**Problem**
From the listing below, pull each line that includes "name".

**The input**
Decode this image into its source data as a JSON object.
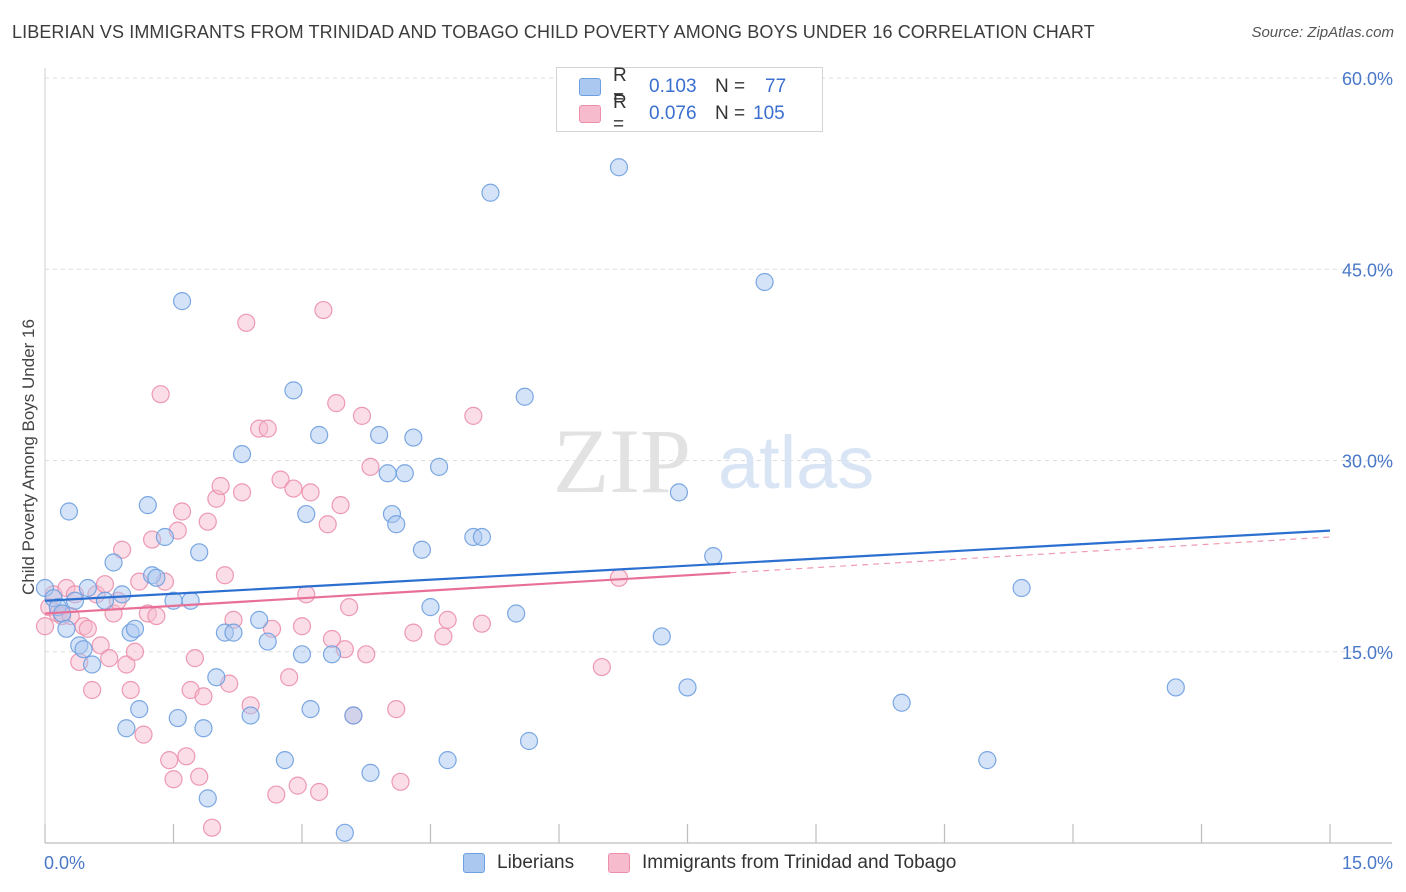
{
  "header": {
    "title": "LIBERIAN VS IMMIGRANTS FROM TRINIDAD AND TOBAGO CHILD POVERTY AMONG BOYS UNDER 16 CORRELATION CHART",
    "source": "Source: ZipAtlas.com"
  },
  "watermark": {
    "zip": "ZIP",
    "atlas": "atlas"
  },
  "legend": {
    "rows": [
      {
        "r_label": "R =",
        "r_value": "0.103",
        "n_label": "N =",
        "n_value": "77"
      },
      {
        "r_label": "R =",
        "r_value": "0.076",
        "n_label": "N =",
        "n_value": "105"
      }
    ]
  },
  "bottom_legend": {
    "series1": "Liberians",
    "series2": "Immigrants from Trinidad and Tobago"
  },
  "colors": {
    "blue_fill": "#aac8f0",
    "blue_stroke": "#6e9fe0",
    "blue_line": "#2b6fd0",
    "pink_fill": "#f6bccd",
    "pink_stroke": "#eb8fab",
    "pink_line": "#e87097",
    "tick_text": "#4a78c8",
    "grid": "#dcdcdc"
  },
  "chart_data": {
    "type": "scatter",
    "title": "LIBERIAN VS IMMIGRANTS FROM TRINIDAD AND TOBAGO CHILD POVERTY AMONG BOYS UNDER 16 CORRELATION CHART",
    "xlabel": "",
    "ylabel": "Child Poverty Among Boys Under 16",
    "xlim": [
      0,
      15
    ],
    "ylim": [
      0,
      60
    ],
    "x_tick_labels": [
      "0.0%",
      "15.0%"
    ],
    "y_ticks": [
      15,
      30,
      45,
      60
    ],
    "y_tick_labels": [
      "15.0%",
      "30.0%",
      "45.0%",
      "60.0%"
    ],
    "grid": true,
    "legend_position": "top-center",
    "series": [
      {
        "name": "Liberians",
        "r": 0.103,
        "n": 77,
        "trend": {
          "x": [
            0,
            15
          ],
          "y": [
            19.0,
            24.5
          ],
          "dashed_from": null
        },
        "points": [
          [
            0.0,
            20.0
          ],
          [
            0.1,
            19.2
          ],
          [
            0.15,
            18.5
          ],
          [
            0.2,
            18.0
          ],
          [
            0.25,
            16.8
          ],
          [
            0.28,
            26.0
          ],
          [
            0.35,
            19.0
          ],
          [
            0.4,
            15.5
          ],
          [
            0.45,
            15.2
          ],
          [
            0.5,
            20.0
          ],
          [
            0.55,
            14.0
          ],
          [
            0.7,
            19.0
          ],
          [
            0.8,
            22.0
          ],
          [
            0.9,
            19.5
          ],
          [
            0.95,
            9.0
          ],
          [
            1.0,
            16.5
          ],
          [
            1.05,
            16.8
          ],
          [
            1.1,
            10.5
          ],
          [
            1.2,
            26.5
          ],
          [
            1.25,
            21.0
          ],
          [
            1.3,
            20.8
          ],
          [
            1.4,
            24.0
          ],
          [
            1.5,
            19.0
          ],
          [
            1.55,
            9.8
          ],
          [
            1.6,
            42.5
          ],
          [
            1.7,
            19.0
          ],
          [
            1.8,
            22.8
          ],
          [
            1.85,
            9.0
          ],
          [
            1.9,
            3.5
          ],
          [
            2.0,
            13.0
          ],
          [
            2.1,
            16.5
          ],
          [
            2.2,
            16.5
          ],
          [
            2.3,
            30.5
          ],
          [
            2.4,
            10.0
          ],
          [
            2.5,
            17.5
          ],
          [
            2.6,
            15.8
          ],
          [
            2.8,
            6.5
          ],
          [
            2.9,
            35.5
          ],
          [
            3.0,
            14.8
          ],
          [
            3.05,
            25.8
          ],
          [
            3.1,
            10.5
          ],
          [
            3.2,
            32.0
          ],
          [
            3.35,
            14.8
          ],
          [
            3.5,
            0.8
          ],
          [
            3.6,
            10.0
          ],
          [
            3.8,
            5.5
          ],
          [
            3.9,
            32.0
          ],
          [
            4.0,
            29.0
          ],
          [
            4.05,
            25.8
          ],
          [
            4.1,
            25.0
          ],
          [
            4.2,
            29.0
          ],
          [
            4.3,
            31.8
          ],
          [
            4.4,
            23.0
          ],
          [
            4.5,
            18.5
          ],
          [
            4.6,
            29.5
          ],
          [
            4.7,
            6.5
          ],
          [
            5.0,
            24.0
          ],
          [
            5.1,
            24.0
          ],
          [
            5.2,
            51.0
          ],
          [
            5.5,
            18.0
          ],
          [
            5.6,
            35.0
          ],
          [
            5.65,
            8.0
          ],
          [
            6.7,
            53.0
          ],
          [
            7.2,
            16.2
          ],
          [
            7.4,
            27.5
          ],
          [
            7.5,
            12.2
          ],
          [
            7.8,
            22.5
          ],
          [
            8.4,
            44.0
          ],
          [
            10.0,
            11.0
          ],
          [
            11.0,
            6.5
          ],
          [
            11.4,
            20.0
          ],
          [
            13.2,
            12.2
          ]
        ]
      },
      {
        "name": "Immigrants from Trinidad and Tobago",
        "r": 0.076,
        "n": 105,
        "trend": {
          "x": [
            0,
            15
          ],
          "y": [
            18.0,
            24.0
          ],
          "solid_until": 8.0
        },
        "points": [
          [
            0.0,
            17.0
          ],
          [
            0.05,
            18.5
          ],
          [
            0.1,
            19.5
          ],
          [
            0.15,
            18.0
          ],
          [
            0.2,
            17.8
          ],
          [
            0.25,
            20.0
          ],
          [
            0.3,
            17.8
          ],
          [
            0.35,
            19.5
          ],
          [
            0.4,
            14.2
          ],
          [
            0.45,
            17.0
          ],
          [
            0.5,
            16.8
          ],
          [
            0.55,
            12.0
          ],
          [
            0.6,
            19.5
          ],
          [
            0.65,
            15.5
          ],
          [
            0.7,
            20.3
          ],
          [
            0.75,
            14.5
          ],
          [
            0.8,
            18.0
          ],
          [
            0.85,
            19.0
          ],
          [
            0.9,
            23.0
          ],
          [
            0.95,
            14.0
          ],
          [
            1.0,
            12.0
          ],
          [
            1.05,
            15.0
          ],
          [
            1.1,
            20.5
          ],
          [
            1.15,
            8.5
          ],
          [
            1.2,
            18.0
          ],
          [
            1.25,
            23.8
          ],
          [
            1.3,
            17.8
          ],
          [
            1.35,
            35.2
          ],
          [
            1.4,
            20.5
          ],
          [
            1.45,
            6.5
          ],
          [
            1.5,
            5.0
          ],
          [
            1.55,
            24.5
          ],
          [
            1.6,
            26.0
          ],
          [
            1.65,
            6.8
          ],
          [
            1.7,
            12.0
          ],
          [
            1.75,
            14.5
          ],
          [
            1.8,
            5.2
          ],
          [
            1.85,
            11.5
          ],
          [
            1.9,
            25.2
          ],
          [
            1.95,
            1.2
          ],
          [
            2.0,
            27.0
          ],
          [
            2.05,
            28.0
          ],
          [
            2.1,
            21.0
          ],
          [
            2.15,
            12.5
          ],
          [
            2.2,
            17.5
          ],
          [
            2.3,
            27.5
          ],
          [
            2.35,
            40.8
          ],
          [
            2.4,
            10.8
          ],
          [
            2.5,
            32.5
          ],
          [
            2.6,
            32.5
          ],
          [
            2.65,
            16.8
          ],
          [
            2.7,
            3.8
          ],
          [
            2.75,
            28.5
          ],
          [
            2.85,
            13.0
          ],
          [
            2.9,
            27.8
          ],
          [
            2.95,
            4.5
          ],
          [
            3.0,
            17.0
          ],
          [
            3.05,
            19.5
          ],
          [
            3.1,
            27.5
          ],
          [
            3.2,
            4.0
          ],
          [
            3.25,
            41.8
          ],
          [
            3.3,
            25.0
          ],
          [
            3.35,
            16.0
          ],
          [
            3.4,
            34.5
          ],
          [
            3.45,
            26.5
          ],
          [
            3.5,
            15.2
          ],
          [
            3.55,
            18.5
          ],
          [
            3.6,
            10.0
          ],
          [
            3.7,
            33.5
          ],
          [
            3.75,
            14.8
          ],
          [
            3.8,
            29.5
          ],
          [
            4.1,
            10.5
          ],
          [
            4.15,
            4.8
          ],
          [
            4.3,
            16.5
          ],
          [
            4.65,
            16.2
          ],
          [
            4.7,
            17.5
          ],
          [
            5.0,
            33.5
          ],
          [
            5.1,
            17.2
          ],
          [
            6.5,
            13.8
          ],
          [
            6.7,
            20.8
          ]
        ]
      }
    ]
  }
}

**Correct output**
        "name": "Liberians",
        "name": "Immigrants from Trinidad and Tobago",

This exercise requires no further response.